§ Instrucción escrita
Transcribe sin ningún cambio las líneas del listado comprendidas entre la que contiene "- row-number: 31: [39, 647, 96, 687]" y la que contiene "- row-number: 32: [39, 687, 96, 726]", ambas incluidas.

§ Material de trabajo
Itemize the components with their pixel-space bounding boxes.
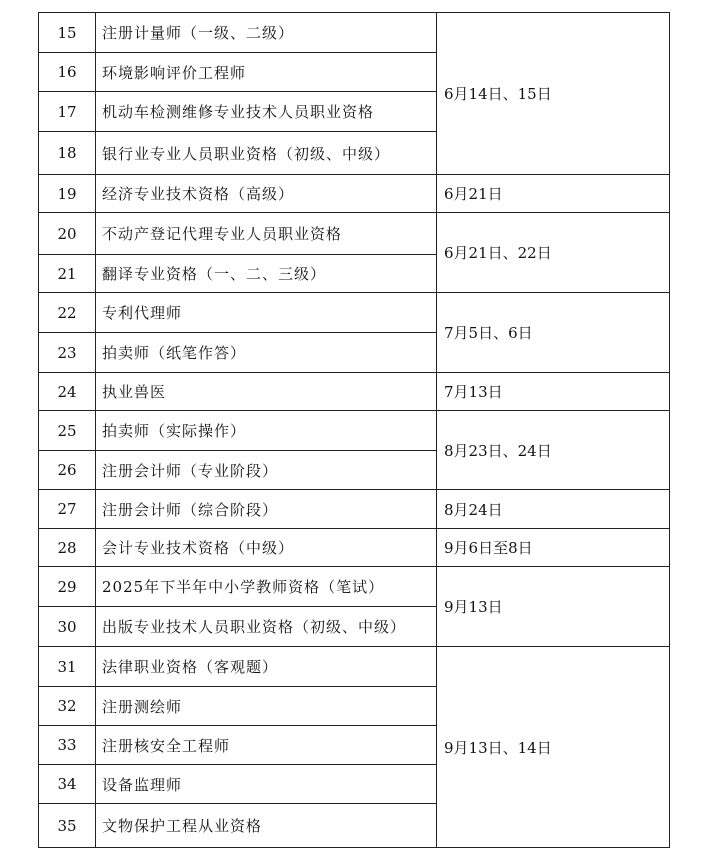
- row-number: 31: [39, 647, 96, 687]
- row-number: 17: [39, 92, 96, 132]
- row-number: 33: [39, 726, 96, 765]
- table-row: [39, 373, 670, 411]
- exam-name: 注册会计师（综合阶段）: [96, 490, 437, 529]
- exam-name: 拍卖师（纸笔作答）: [96, 333, 437, 373]
- exam-name: 翻译专业资格（一、二、三级）: [96, 255, 437, 293]
- exam-date: 9月13日、14日: [437, 647, 670, 848]
- row-number: 19: [39, 175, 96, 213]
- exam-date: 7月5日、6日: [437, 293, 670, 373]
- row-number: 27: [39, 490, 96, 529]
- exam-name: 注册核安全工程师: [96, 726, 437, 765]
- exam-date: 8月24日: [437, 490, 670, 529]
- row-number: 24: [39, 373, 96, 411]
- exam-name: 经济专业技术资格（高级）: [96, 175, 437, 213]
- exam-name: 执业兽医: [96, 373, 437, 411]
- exam-name: 注册测绘师: [96, 687, 437, 726]
- exam-name: 不动产登记代理专业人员职业资格: [96, 213, 437, 255]
- exam-name: 注册计量师（一级、二级）: [96, 13, 437, 53]
- exam-date: 9月6日至8日: [437, 529, 670, 567]
- exam-name: 2025年下半年中小学教师资格（笔试）: [96, 567, 437, 607]
- table-row: [39, 490, 670, 529]
- row-number: 22: [39, 293, 96, 333]
- row-number: 29: [39, 567, 96, 607]
- exam-name: 注册会计师（专业阶段）: [96, 451, 437, 490]
- row-number: 16: [39, 53, 96, 92]
- exam-date: 9月13日: [437, 567, 670, 647]
- exam-schedule-table: [38, 12, 670, 848]
- row-number: 34: [39, 765, 96, 804]
- row-number: 30: [39, 607, 96, 647]
- row-number: 26: [39, 451, 96, 490]
- exam-name: 专利代理师: [96, 293, 437, 333]
- exam-name: 文物保护工程从业资格: [96, 804, 437, 848]
- table-row: [39, 13, 670, 53]
- exam-name: 出版专业技术人员职业资格（初级、中级）: [96, 607, 437, 647]
- exam-name: 环境影响评价工程师: [96, 53, 437, 92]
- exam-name: 拍卖师（实际操作）: [96, 411, 437, 451]
- exam-date: 7月13日: [437, 373, 670, 411]
- row-number: 28: [39, 529, 96, 567]
- table-row: [39, 175, 670, 213]
- exam-name: 法律职业资格（客观题）: [96, 647, 437, 687]
- table-row: [39, 647, 670, 687]
- row-number: 18: [39, 132, 96, 175]
- row-number: 32: [39, 687, 96, 726]
- table-row: [39, 213, 670, 255]
- row-number: 21: [39, 255, 96, 293]
- exam-name: 机动车检测维修专业技术人员职业资格: [96, 92, 437, 132]
- exam-name: 银行业专业人员职业资格（初级、中级）: [96, 132, 437, 175]
- exam-name: 会计专业技术资格（中级）: [96, 529, 437, 567]
- exam-name: 设备监理师: [96, 765, 437, 804]
- table-row: [39, 293, 670, 333]
- row-number: 25: [39, 411, 96, 451]
- table-row: [39, 529, 670, 567]
- exam-date: 6月21日、22日: [437, 213, 670, 293]
- exam-date: 6月14日、15日: [437, 13, 670, 175]
- row-number: 15: [39, 13, 96, 53]
- exam-date: 8月23日、24日: [437, 411, 670, 490]
- row-number: 20: [39, 213, 96, 255]
- table-row: [39, 567, 670, 607]
- row-number: 23: [39, 333, 96, 373]
- row-number: 35: [39, 804, 96, 848]
- table-row: [39, 411, 670, 451]
- exam-date: 6月21日: [437, 175, 670, 213]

§ La solución
- row-number: 31: [39, 647, 96, 687]
- row-number: 17: [39, 92, 96, 132]
- row-number: 33: [39, 726, 96, 765]
- table-row: [39, 373, 670, 411]
- exam-name: 注册会计师（综合阶段）: [96, 490, 437, 529]
- exam-name: 拍卖师（纸笔作答）: [96, 333, 437, 373]
- exam-name: 翻译专业资格（一、二、三级）: [96, 255, 437, 293]
- exam-date: 9月13日、14日: [437, 647, 670, 848]
- row-number: 19: [39, 175, 96, 213]
- exam-date: 7月5日、6日: [437, 293, 670, 373]
- row-number: 27: [39, 490, 96, 529]
- exam-name: 注册核安全工程师: [96, 726, 437, 765]
- exam-date: 8月24日: [437, 490, 670, 529]
- row-number: 24: [39, 373, 96, 411]
- exam-name: 经济专业技术资格（高级）: [96, 175, 437, 213]
- exam-name: 执业兽医: [96, 373, 437, 411]
- exam-name: 注册测绘师: [96, 687, 437, 726]
- exam-name: 不动产登记代理专业人员职业资格: [96, 213, 437, 255]
- exam-name: 注册计量师（一级、二级）: [96, 13, 437, 53]
- exam-date: 9月6日至8日: [437, 529, 670, 567]
- exam-name: 2025年下半年中小学教师资格（笔试）: [96, 567, 437, 607]
- table-row: [39, 490, 670, 529]
- row-number: 22: [39, 293, 96, 333]
- row-number: 29: [39, 567, 96, 607]
- exam-name: 注册会计师（专业阶段）: [96, 451, 437, 490]
- row-number: 16: [39, 53, 96, 92]
- exam-date: 9月13日: [437, 567, 670, 647]
- exam-schedule-table: [38, 12, 670, 848]
- row-number: 34: [39, 765, 96, 804]
- row-number: 30: [39, 607, 96, 647]
- row-number: 26: [39, 451, 96, 490]
- exam-name: 专利代理师: [96, 293, 437, 333]
- exam-name: 文物保护工程从业资格: [96, 804, 437, 848]
- table-row: [39, 13, 670, 53]
- exam-name: 出版专业技术人员职业资格（初级、中级）: [96, 607, 437, 647]
- exam-name: 环境影响评价工程师: [96, 53, 437, 92]
- exam-name: 拍卖师（实际操作）: [96, 411, 437, 451]
- exam-date: 7月13日: [437, 373, 670, 411]
- row-number: 28: [39, 529, 96, 567]
- table-row: [39, 175, 670, 213]
- exam-name: 法律职业资格（客观题）: [96, 647, 437, 687]
- table-row: [39, 647, 670, 687]
- row-number: 18: [39, 132, 96, 175]
- row-number: 32: [39, 687, 96, 726]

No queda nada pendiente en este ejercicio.